* _GIVEN PROBLEM_
In the material below, find all lines with the string "panel" and copy them.

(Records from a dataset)
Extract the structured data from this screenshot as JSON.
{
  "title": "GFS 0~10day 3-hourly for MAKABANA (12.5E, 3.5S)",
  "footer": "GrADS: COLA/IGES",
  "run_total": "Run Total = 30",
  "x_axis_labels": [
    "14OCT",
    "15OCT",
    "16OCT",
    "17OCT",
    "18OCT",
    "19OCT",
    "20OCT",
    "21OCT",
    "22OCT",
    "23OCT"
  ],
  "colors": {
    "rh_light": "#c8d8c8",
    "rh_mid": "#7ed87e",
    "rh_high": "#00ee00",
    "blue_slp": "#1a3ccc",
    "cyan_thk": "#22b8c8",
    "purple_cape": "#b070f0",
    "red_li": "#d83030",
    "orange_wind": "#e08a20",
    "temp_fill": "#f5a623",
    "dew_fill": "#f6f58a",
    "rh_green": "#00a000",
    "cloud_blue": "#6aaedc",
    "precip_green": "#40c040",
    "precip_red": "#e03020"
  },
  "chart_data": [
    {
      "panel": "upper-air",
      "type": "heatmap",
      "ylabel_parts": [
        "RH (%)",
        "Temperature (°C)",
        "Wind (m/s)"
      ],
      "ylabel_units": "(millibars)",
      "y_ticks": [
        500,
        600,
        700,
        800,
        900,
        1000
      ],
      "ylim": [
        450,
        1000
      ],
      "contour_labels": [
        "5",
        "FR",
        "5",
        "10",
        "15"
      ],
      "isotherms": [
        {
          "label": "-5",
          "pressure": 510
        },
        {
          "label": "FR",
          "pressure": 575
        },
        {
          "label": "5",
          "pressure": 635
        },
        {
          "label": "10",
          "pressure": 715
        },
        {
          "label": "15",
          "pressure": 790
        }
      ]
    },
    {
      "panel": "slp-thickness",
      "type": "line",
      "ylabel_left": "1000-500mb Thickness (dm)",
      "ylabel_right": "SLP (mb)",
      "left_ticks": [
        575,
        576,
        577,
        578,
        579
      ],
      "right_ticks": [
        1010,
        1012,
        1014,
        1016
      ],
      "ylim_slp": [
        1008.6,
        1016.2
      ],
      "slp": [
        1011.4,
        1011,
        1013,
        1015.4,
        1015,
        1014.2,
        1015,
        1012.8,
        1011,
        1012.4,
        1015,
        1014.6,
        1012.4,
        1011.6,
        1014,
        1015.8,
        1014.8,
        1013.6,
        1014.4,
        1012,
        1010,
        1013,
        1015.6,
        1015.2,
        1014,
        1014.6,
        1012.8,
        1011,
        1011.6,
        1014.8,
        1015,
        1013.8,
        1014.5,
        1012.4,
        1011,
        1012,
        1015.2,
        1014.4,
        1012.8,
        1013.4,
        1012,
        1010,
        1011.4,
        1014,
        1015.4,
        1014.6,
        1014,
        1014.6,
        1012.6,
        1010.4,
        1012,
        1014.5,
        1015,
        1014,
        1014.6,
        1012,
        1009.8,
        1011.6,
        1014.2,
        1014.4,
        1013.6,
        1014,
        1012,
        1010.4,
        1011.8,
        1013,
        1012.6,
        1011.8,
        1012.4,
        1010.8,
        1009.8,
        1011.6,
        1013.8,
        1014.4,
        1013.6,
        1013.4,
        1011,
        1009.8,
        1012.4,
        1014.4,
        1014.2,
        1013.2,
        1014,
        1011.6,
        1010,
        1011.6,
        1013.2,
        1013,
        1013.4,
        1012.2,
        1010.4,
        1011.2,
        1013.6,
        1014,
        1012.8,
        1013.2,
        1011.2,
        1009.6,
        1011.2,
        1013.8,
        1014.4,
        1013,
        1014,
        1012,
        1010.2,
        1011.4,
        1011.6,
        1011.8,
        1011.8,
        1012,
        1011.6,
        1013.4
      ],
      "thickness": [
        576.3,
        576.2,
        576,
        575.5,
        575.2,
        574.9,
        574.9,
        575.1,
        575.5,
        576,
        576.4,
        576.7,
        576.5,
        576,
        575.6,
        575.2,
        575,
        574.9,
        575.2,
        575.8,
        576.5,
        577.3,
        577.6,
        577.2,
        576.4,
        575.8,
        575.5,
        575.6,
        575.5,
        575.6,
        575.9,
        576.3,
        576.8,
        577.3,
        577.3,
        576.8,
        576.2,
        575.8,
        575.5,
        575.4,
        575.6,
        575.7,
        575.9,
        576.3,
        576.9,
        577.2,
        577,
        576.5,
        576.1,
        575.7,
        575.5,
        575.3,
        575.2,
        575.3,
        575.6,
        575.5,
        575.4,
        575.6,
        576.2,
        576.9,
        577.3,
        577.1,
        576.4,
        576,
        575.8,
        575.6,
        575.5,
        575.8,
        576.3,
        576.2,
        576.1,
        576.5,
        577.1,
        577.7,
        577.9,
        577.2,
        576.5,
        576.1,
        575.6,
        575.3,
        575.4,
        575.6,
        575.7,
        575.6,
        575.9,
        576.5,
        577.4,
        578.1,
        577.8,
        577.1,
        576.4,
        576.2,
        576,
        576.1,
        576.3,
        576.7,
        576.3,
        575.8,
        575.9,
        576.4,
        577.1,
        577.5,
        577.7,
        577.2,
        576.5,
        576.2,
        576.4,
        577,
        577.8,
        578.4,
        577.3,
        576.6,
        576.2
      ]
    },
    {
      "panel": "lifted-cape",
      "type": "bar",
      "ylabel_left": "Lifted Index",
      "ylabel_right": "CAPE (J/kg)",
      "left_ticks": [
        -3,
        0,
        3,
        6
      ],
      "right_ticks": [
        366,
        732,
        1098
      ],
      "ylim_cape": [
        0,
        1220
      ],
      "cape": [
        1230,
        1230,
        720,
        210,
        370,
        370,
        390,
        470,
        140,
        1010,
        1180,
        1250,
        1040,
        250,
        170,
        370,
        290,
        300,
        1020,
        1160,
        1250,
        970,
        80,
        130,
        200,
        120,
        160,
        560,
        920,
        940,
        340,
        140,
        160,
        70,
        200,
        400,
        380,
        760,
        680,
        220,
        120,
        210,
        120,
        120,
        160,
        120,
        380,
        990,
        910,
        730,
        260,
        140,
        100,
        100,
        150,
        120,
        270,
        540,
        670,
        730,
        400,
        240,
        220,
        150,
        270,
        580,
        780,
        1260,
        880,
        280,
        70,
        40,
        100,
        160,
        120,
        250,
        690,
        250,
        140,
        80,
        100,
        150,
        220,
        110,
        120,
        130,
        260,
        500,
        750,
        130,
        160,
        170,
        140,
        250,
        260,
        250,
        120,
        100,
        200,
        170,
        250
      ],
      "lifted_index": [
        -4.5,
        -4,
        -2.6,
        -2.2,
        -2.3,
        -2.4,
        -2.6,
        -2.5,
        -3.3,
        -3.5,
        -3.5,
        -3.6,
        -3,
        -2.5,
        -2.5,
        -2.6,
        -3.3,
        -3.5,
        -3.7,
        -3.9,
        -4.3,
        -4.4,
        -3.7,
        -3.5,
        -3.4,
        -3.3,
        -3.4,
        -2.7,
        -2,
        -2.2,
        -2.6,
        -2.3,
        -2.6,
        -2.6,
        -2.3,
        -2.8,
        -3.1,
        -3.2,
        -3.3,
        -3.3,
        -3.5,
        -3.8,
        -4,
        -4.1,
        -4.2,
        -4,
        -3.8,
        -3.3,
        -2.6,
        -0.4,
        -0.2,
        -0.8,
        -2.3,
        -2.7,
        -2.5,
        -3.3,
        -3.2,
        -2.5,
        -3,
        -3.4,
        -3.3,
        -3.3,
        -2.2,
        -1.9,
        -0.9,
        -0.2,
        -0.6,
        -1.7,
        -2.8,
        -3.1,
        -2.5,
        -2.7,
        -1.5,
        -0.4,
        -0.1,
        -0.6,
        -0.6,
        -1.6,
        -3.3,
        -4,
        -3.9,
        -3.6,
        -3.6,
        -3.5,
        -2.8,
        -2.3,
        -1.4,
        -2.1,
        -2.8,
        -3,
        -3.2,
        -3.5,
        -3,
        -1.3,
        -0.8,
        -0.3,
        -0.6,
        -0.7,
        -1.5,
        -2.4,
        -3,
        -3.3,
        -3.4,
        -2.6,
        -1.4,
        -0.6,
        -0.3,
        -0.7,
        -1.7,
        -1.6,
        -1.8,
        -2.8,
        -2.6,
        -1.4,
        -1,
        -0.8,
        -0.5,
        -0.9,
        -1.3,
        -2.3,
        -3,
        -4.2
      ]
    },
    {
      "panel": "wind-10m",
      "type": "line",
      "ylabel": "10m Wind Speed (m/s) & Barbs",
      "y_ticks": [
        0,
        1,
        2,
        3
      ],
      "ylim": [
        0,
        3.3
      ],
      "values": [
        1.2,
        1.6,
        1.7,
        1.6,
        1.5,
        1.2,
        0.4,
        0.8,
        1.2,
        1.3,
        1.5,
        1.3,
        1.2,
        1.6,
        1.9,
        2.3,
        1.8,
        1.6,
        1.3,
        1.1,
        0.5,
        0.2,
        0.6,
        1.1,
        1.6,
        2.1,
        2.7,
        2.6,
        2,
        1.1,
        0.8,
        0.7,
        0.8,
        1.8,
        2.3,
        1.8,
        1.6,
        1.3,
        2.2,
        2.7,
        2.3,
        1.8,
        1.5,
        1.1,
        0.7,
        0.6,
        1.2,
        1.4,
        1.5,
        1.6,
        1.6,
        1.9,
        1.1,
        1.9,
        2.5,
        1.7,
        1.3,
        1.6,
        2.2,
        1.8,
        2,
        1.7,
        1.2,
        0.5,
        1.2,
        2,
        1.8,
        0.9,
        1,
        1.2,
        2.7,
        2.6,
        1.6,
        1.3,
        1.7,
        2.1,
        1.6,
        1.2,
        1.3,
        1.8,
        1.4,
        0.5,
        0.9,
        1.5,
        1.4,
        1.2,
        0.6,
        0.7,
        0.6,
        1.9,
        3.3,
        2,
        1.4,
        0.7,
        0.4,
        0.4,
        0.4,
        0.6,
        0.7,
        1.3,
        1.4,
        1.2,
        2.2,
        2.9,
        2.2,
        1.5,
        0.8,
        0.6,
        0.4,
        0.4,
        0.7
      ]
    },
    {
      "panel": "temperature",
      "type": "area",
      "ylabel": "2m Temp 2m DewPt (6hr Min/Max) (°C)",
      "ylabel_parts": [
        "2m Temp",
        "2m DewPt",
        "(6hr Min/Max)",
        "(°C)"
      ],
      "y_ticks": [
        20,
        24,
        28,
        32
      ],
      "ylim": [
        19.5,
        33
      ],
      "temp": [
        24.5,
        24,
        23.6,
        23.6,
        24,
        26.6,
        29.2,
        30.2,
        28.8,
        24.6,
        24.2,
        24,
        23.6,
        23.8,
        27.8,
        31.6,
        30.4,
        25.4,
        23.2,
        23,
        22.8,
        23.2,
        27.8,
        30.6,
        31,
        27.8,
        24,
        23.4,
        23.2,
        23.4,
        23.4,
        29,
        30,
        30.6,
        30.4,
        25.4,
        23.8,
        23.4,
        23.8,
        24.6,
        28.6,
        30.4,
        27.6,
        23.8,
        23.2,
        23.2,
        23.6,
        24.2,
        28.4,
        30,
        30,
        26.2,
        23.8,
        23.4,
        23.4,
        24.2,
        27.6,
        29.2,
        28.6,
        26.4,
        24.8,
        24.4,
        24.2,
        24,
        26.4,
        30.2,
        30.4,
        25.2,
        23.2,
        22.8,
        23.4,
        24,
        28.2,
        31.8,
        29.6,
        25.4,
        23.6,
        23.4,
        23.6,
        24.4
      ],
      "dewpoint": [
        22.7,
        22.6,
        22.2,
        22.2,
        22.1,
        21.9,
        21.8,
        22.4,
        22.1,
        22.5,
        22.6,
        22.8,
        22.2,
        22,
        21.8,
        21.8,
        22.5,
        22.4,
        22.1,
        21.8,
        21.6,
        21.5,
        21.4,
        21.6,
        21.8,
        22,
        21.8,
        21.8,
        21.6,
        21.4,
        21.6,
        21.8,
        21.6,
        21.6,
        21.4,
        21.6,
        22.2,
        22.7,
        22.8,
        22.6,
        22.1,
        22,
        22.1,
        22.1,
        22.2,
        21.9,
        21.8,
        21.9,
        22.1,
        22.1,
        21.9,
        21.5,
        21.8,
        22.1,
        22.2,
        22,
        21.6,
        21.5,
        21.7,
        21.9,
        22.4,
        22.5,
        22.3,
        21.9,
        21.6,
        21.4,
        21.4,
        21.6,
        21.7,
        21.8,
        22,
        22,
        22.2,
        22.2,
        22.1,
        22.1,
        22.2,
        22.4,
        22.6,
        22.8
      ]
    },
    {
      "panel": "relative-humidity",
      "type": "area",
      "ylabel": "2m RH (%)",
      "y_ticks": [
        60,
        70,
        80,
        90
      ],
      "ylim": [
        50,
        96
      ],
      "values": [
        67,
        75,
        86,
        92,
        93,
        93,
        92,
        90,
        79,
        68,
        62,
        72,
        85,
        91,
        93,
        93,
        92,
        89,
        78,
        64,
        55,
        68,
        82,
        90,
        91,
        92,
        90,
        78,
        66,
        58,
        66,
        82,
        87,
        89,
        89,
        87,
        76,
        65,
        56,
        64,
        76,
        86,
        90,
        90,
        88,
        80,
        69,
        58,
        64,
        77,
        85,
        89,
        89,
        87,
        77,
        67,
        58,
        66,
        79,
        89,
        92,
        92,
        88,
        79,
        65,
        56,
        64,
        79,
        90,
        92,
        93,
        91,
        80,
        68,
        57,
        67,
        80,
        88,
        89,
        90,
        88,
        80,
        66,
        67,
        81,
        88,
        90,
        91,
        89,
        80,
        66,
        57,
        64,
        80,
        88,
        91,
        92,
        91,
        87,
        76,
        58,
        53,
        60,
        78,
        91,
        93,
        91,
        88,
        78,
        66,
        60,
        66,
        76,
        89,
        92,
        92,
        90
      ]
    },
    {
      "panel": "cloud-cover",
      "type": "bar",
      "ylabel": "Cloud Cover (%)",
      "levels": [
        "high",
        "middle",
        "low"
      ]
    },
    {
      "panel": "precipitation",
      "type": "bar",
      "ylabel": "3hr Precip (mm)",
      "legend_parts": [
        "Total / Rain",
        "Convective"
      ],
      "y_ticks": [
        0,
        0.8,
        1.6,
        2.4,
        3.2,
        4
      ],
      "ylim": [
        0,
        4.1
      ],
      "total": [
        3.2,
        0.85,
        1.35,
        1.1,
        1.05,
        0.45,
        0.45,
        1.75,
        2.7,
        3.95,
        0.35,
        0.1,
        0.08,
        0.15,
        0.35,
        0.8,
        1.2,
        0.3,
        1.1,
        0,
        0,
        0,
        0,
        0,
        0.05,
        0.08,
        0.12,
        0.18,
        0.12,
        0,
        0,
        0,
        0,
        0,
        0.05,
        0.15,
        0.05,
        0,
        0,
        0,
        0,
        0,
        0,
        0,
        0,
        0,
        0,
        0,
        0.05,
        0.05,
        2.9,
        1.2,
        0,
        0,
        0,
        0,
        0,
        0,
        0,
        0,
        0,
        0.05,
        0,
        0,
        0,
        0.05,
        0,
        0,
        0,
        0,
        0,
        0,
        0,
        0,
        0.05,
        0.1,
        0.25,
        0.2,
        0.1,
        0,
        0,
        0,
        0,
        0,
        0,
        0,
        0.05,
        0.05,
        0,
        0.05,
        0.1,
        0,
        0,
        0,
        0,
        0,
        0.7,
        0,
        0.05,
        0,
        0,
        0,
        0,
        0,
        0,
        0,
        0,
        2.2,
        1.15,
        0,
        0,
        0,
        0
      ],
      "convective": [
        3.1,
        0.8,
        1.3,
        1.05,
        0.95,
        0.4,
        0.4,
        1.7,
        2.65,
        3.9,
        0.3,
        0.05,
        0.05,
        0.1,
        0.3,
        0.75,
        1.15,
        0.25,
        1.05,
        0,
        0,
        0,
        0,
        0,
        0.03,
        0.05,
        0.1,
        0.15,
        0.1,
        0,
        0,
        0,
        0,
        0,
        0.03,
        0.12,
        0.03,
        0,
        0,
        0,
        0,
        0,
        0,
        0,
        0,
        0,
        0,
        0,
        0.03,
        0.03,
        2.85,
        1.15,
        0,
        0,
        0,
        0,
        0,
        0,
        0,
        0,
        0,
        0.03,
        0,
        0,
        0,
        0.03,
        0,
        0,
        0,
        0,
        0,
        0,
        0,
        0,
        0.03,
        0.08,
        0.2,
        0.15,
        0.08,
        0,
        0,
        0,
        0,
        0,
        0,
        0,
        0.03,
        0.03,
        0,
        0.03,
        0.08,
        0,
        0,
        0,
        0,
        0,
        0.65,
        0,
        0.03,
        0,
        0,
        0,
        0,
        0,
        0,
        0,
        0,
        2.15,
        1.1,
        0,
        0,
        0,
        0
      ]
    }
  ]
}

* _THE RESPONSE_
      "panel": "upper-air",
      "panel": "slp-thickness",
      "panel": "lifted-cape",
      "panel": "wind-10m",
      "panel": "temperature",
      "panel": "relative-humidity",
      "panel": "cloud-cover",
      "panel": "precipitation",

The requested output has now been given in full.